WHAT TO PRODUCE
Restate the whole listing exactly.

[Start RECORDS TO USE]

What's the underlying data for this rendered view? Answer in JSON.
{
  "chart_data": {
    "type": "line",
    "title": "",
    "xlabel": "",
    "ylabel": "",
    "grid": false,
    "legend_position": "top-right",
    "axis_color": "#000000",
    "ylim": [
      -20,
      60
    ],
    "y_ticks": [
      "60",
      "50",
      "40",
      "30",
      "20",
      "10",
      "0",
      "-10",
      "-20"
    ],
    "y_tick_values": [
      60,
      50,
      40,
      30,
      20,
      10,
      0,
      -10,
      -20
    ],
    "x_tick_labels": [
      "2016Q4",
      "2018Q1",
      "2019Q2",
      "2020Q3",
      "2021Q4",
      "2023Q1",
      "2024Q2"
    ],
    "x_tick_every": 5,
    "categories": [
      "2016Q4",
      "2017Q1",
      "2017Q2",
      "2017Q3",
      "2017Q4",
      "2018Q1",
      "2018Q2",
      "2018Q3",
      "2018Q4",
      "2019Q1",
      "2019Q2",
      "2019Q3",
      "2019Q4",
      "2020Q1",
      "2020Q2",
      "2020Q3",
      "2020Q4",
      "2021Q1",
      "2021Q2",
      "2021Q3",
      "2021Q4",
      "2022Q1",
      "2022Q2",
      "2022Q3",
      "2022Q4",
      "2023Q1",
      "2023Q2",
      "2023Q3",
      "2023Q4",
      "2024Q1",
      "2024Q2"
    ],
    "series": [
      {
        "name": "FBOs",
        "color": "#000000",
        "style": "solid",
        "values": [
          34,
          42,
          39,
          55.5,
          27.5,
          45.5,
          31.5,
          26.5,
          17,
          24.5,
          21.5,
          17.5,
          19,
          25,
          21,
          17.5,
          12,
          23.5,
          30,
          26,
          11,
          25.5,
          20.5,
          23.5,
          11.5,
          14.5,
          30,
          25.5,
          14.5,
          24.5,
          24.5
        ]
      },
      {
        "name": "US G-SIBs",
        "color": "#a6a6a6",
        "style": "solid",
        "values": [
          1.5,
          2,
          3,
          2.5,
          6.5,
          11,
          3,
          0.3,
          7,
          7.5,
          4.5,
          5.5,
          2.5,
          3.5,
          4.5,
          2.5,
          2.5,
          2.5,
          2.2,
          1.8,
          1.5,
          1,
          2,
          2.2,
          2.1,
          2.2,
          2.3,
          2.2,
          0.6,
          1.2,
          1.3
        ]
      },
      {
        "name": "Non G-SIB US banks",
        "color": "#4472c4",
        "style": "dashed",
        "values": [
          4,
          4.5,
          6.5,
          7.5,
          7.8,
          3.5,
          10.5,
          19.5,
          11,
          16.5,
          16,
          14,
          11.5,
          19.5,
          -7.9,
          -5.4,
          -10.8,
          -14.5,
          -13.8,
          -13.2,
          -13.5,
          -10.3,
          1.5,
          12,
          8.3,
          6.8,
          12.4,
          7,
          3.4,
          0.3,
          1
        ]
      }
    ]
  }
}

[End RECORDS TO USE]

CORRECT ANSWER
What's the underlying data for this rendered view? Answer in JSON.
{
  "chart_data": {
    "type": "line",
    "title": "",
    "xlabel": "",
    "ylabel": "",
    "grid": false,
    "legend_position": "top-right",
    "axis_color": "#000000",
    "ylim": [
      -20,
      60
    ],
    "y_ticks": [
      "60",
      "50",
      "40",
      "30",
      "20",
      "10",
      "0",
      "-10",
      "-20"
    ],
    "y_tick_values": [
      60,
      50,
      40,
      30,
      20,
      10,
      0,
      -10,
      -20
    ],
    "x_tick_labels": [
      "2016Q4",
      "2018Q1",
      "2019Q2",
      "2020Q3",
      "2021Q4",
      "2023Q1",
      "2024Q2"
    ],
    "x_tick_every": 5,
    "categories": [
      "2016Q4",
      "2017Q1",
      "2017Q2",
      "2017Q3",
      "2017Q4",
      "2018Q1",
      "2018Q2",
      "2018Q3",
      "2018Q4",
      "2019Q1",
      "2019Q2",
      "2019Q3",
      "2019Q4",
      "2020Q1",
      "2020Q2",
      "2020Q3",
      "2020Q4",
      "2021Q1",
      "2021Q2",
      "2021Q3",
      "2021Q4",
      "2022Q1",
      "2022Q2",
      "2022Q3",
      "2022Q4",
      "2023Q1",
      "2023Q2",
      "2023Q3",
      "2023Q4",
      "2024Q1",
      "2024Q2"
    ],
    "series": [
      {
        "name": "FBOs",
        "color": "#000000",
        "style": "solid",
        "values": [
          34,
          42,
          39,
          55.5,
          27.5,
          45.5,
          31.5,
          26.5,
          17,
          24.5,
          21.5,
          17.5,
          19,
          25,
          21,
          17.5,
          12,
          23.5,
          30,
          26,
          11,
          25.5,
          20.5,
          23.5,
          11.5,
          14.5,
          30,
          25.5,
          14.5,
          24.5,
          24.5
        ]
      },
      {
        "name": "US G-SIBs",
        "color": "#a6a6a6",
        "style": "solid",
        "values": [
          1.5,
          2,
          3,
          2.5,
          6.5,
          11,
          3,
          0.3,
          7,
          7.5,
          4.5,
          5.5,
          2.5,
          3.5,
          4.5,
          2.5,
          2.5,
          2.5,
          2.2,
          1.8,
          1.5,
          1,
          2,
          2.2,
          2.1,
          2.2,
          2.3,
          2.2,
          0.6,
          1.2,
          1.3
        ]
      },
      {
        "name": "Non G-SIB US banks",
        "color": "#4472c4",
        "style": "dashed",
        "values": [
          4,
          4.5,
          6.5,
          7.5,
          7.8,
          3.5,
          10.5,
          19.5,
          11,
          16.5,
          16,
          14,
          11.5,
          19.5,
          -7.9,
          -5.4,
          -10.8,
          -14.5,
          -13.8,
          -13.2,
          -13.5,
          -10.3,
          1.5,
          12,
          8.3,
          6.8,
          12.4,
          7,
          3.4,
          0.3,
          1
        ]
      }
    ]
  }
}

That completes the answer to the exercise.